What you have to do :: Find the string "серии" in the entries and copy each line that has it.

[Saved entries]
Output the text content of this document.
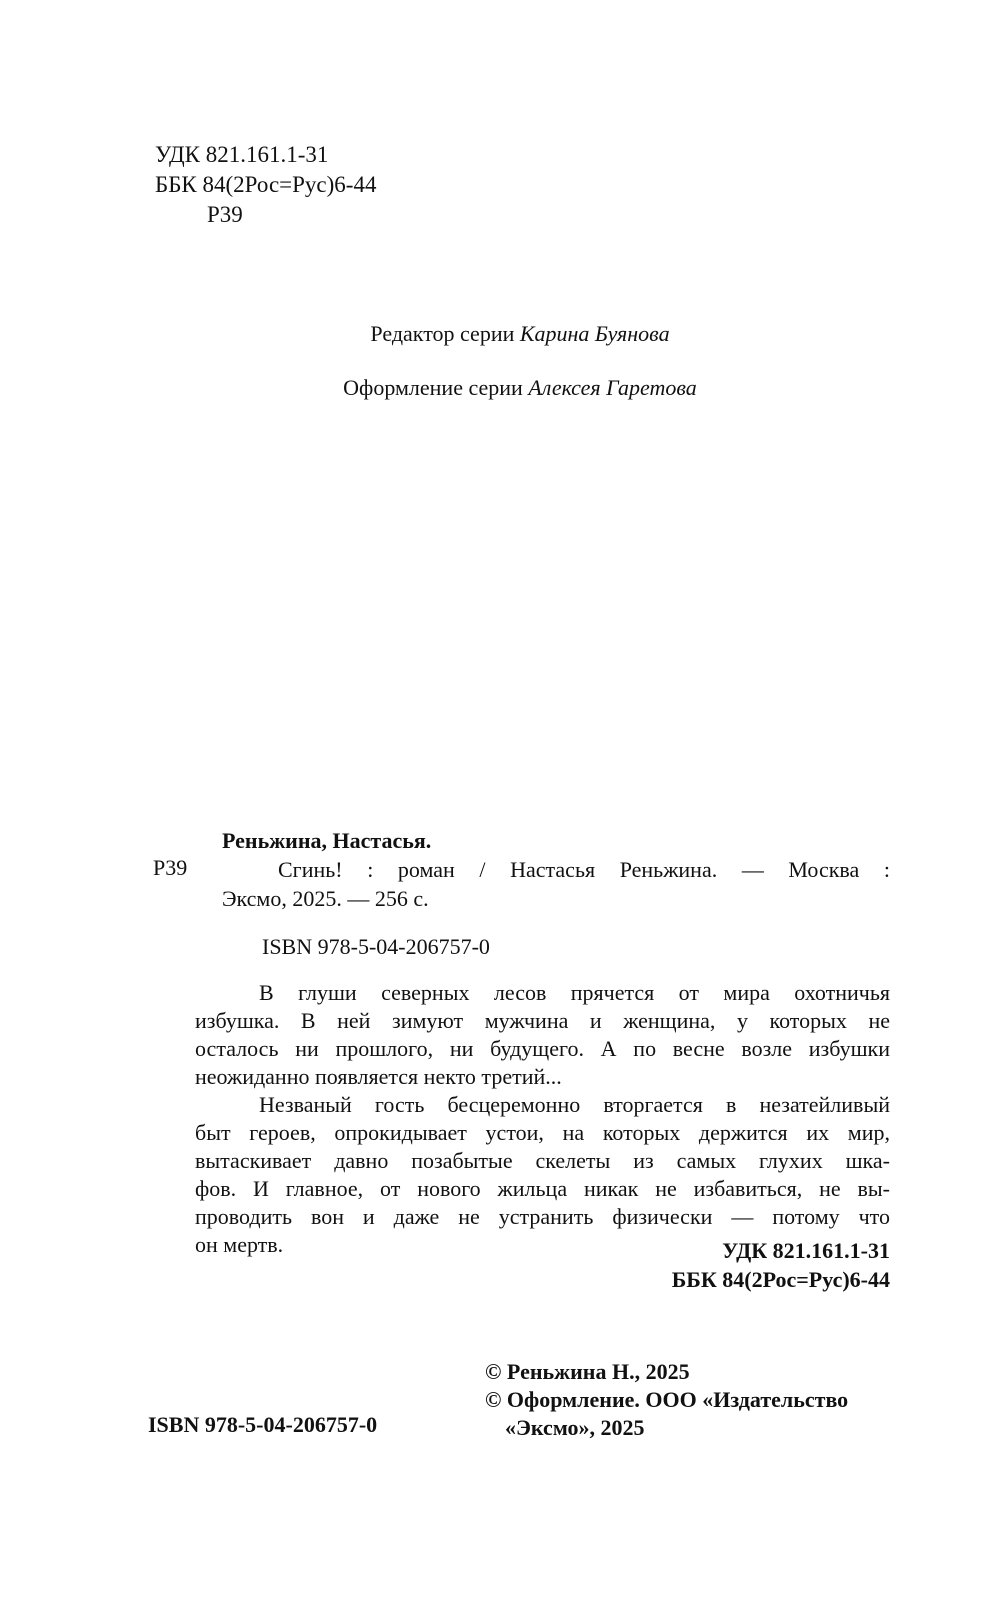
УДК 821.161.1-31
ББК 84(2Рос=Рус)6-44
Р39
Редактор серии Карина Буянова
Оформление серии Алексея Гаретова
Р39
Реньжина, Настасья.
Сгинь! : роман / Настасья Реньжина. — Москва :
Эксмо, 2025. — 256 с.
ISBN 978-5-04-206757-0
В глуши северных лесов прячется от мира охотничья
избушка. В ней зимуют мужчина и женщина, у которых не
осталось ни прошлого, ни будущего. А по весне возле избушки
неожиданно появляется некто третий...
Незваный гость бесцеремонно вторгается в незатейливый
быт героев, опрокидывает устои, на которых держится их мир,
вытаскивает давно позабытые скелеты из самых глухих шка-
фов. И главное, от нового жильца никак не избавиться, не вы-
проводить вон и даже не устранить физически — потому что
он мертв.	УДК 821.161.1-31
ББК 84(2Рос=Рус)6-44
© Реньжина Н., 2025
© Оформление. ООО «Издательство
«Эксмо», 2025
ISBN 978-5-04-206757-0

The answer ::
Редактор серии Карина Буянова
Оформление серии Алексея Гаретова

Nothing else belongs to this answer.